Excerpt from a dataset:
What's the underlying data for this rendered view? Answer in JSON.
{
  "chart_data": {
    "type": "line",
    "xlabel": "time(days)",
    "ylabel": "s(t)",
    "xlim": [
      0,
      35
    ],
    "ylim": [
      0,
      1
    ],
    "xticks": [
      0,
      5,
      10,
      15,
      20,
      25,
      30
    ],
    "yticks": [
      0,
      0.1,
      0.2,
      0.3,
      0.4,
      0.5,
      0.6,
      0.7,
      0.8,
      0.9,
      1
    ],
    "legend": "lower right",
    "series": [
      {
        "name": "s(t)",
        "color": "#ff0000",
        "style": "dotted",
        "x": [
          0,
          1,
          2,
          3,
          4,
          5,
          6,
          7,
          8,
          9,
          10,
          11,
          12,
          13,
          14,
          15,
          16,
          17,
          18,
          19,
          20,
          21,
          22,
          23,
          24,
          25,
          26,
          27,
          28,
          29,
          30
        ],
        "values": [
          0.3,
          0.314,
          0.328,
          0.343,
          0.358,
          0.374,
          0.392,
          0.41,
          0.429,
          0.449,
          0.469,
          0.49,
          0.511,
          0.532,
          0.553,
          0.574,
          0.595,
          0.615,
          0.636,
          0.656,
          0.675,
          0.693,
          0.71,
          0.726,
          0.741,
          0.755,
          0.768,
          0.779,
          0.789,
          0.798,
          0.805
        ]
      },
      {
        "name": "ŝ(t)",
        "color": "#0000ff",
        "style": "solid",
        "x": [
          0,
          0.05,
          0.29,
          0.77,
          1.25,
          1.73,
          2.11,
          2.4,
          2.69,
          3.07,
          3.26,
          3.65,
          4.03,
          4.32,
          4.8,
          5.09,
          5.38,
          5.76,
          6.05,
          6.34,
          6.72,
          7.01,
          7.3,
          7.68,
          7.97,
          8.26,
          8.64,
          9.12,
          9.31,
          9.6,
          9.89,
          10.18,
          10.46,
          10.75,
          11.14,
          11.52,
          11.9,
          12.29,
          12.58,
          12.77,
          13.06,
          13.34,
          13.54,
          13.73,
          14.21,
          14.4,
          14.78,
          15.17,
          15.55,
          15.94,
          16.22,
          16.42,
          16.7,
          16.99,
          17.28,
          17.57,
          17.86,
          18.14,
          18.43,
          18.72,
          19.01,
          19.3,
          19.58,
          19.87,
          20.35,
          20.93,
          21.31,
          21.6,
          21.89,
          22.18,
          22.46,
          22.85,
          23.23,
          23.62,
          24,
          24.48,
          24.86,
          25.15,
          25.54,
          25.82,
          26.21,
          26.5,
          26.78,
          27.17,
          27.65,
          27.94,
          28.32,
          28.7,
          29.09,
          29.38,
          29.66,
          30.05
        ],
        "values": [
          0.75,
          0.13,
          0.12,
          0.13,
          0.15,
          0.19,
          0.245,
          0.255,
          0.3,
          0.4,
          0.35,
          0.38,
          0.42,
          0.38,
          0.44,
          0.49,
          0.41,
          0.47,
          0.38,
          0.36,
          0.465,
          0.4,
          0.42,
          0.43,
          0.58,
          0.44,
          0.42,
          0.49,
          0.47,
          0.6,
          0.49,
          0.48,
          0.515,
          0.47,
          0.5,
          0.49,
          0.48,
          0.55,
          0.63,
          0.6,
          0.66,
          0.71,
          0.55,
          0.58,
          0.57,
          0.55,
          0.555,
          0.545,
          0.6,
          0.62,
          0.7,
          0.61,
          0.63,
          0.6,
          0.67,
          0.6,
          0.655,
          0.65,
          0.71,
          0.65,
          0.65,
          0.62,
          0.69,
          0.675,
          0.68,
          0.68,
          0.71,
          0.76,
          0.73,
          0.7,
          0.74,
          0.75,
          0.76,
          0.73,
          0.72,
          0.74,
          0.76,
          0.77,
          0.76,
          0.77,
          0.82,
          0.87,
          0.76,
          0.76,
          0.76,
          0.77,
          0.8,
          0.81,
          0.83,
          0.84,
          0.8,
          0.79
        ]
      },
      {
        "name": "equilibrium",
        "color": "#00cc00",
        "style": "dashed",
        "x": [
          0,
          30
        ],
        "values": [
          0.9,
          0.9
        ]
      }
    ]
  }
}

Problem to solve:
Print all of the entries exactly as they appear.

Worked answer:
What's the underlying data for this rendered view? Answer in JSON.
{
  "chart_data": {
    "type": "line",
    "xlabel": "time(days)",
    "ylabel": "s(t)",
    "xlim": [
      0,
      35
    ],
    "ylim": [
      0,
      1
    ],
    "xticks": [
      0,
      5,
      10,
      15,
      20,
      25,
      30
    ],
    "yticks": [
      0,
      0.1,
      0.2,
      0.3,
      0.4,
      0.5,
      0.6,
      0.7,
      0.8,
      0.9,
      1
    ],
    "legend": "lower right",
    "series": [
      {
        "name": "s(t)",
        "color": "#ff0000",
        "style": "dotted",
        "x": [
          0,
          1,
          2,
          3,
          4,
          5,
          6,
          7,
          8,
          9,
          10,
          11,
          12,
          13,
          14,
          15,
          16,
          17,
          18,
          19,
          20,
          21,
          22,
          23,
          24,
          25,
          26,
          27,
          28,
          29,
          30
        ],
        "values": [
          0.3,
          0.314,
          0.328,
          0.343,
          0.358,
          0.374,
          0.392,
          0.41,
          0.429,
          0.449,
          0.469,
          0.49,
          0.511,
          0.532,
          0.553,
          0.574,
          0.595,
          0.615,
          0.636,
          0.656,
          0.675,
          0.693,
          0.71,
          0.726,
          0.741,
          0.755,
          0.768,
          0.779,
          0.789,
          0.798,
          0.805
        ]
      },
      {
        "name": "ŝ(t)",
        "color": "#0000ff",
        "style": "solid",
        "x": [
          0,
          0.05,
          0.29,
          0.77,
          1.25,
          1.73,
          2.11,
          2.4,
          2.69,
          3.07,
          3.26,
          3.65,
          4.03,
          4.32,
          4.8,
          5.09,
          5.38,
          5.76,
          6.05,
          6.34,
          6.72,
          7.01,
          7.3,
          7.68,
          7.97,
          8.26,
          8.64,
          9.12,
          9.31,
          9.6,
          9.89,
          10.18,
          10.46,
          10.75,
          11.14,
          11.52,
          11.9,
          12.29,
          12.58,
          12.77,
          13.06,
          13.34,
          13.54,
          13.73,
          14.21,
          14.4,
          14.78,
          15.17,
          15.55,
          15.94,
          16.22,
          16.42,
          16.7,
          16.99,
          17.28,
          17.57,
          17.86,
          18.14,
          18.43,
          18.72,
          19.01,
          19.3,
          19.58,
          19.87,
          20.35,
          20.93,
          21.31,
          21.6,
          21.89,
          22.18,
          22.46,
          22.85,
          23.23,
          23.62,
          24,
          24.48,
          24.86,
          25.15,
          25.54,
          25.82,
          26.21,
          26.5,
          26.78,
          27.17,
          27.65,
          27.94,
          28.32,
          28.7,
          29.09,
          29.38,
          29.66,
          30.05
        ],
        "values": [
          0.75,
          0.13,
          0.12,
          0.13,
          0.15,
          0.19,
          0.245,
          0.255,
          0.3,
          0.4,
          0.35,
          0.38,
          0.42,
          0.38,
          0.44,
          0.49,
          0.41,
          0.47,
          0.38,
          0.36,
          0.465,
          0.4,
          0.42,
          0.43,
          0.58,
          0.44,
          0.42,
          0.49,
          0.47,
          0.6,
          0.49,
          0.48,
          0.515,
          0.47,
          0.5,
          0.49,
          0.48,
          0.55,
          0.63,
          0.6,
          0.66,
          0.71,
          0.55,
          0.58,
          0.57,
          0.55,
          0.555,
          0.545,
          0.6,
          0.62,
          0.7,
          0.61,
          0.63,
          0.6,
          0.67,
          0.6,
          0.655,
          0.65,
          0.71,
          0.65,
          0.65,
          0.62,
          0.69,
          0.675,
          0.68,
          0.68,
          0.71,
          0.76,
          0.73,
          0.7,
          0.74,
          0.75,
          0.76,
          0.73,
          0.72,
          0.74,
          0.76,
          0.77,
          0.76,
          0.77,
          0.82,
          0.87,
          0.76,
          0.76,
          0.76,
          0.77,
          0.8,
          0.81,
          0.83,
          0.84,
          0.8,
          0.79
        ]
      },
      {
        "name": "equilibrium",
        "color": "#00cc00",
        "style": "dashed",
        "x": [
          0,
          30
        ],
        "values": [
          0.9,
          0.9
        ]
      }
    ]
  }
}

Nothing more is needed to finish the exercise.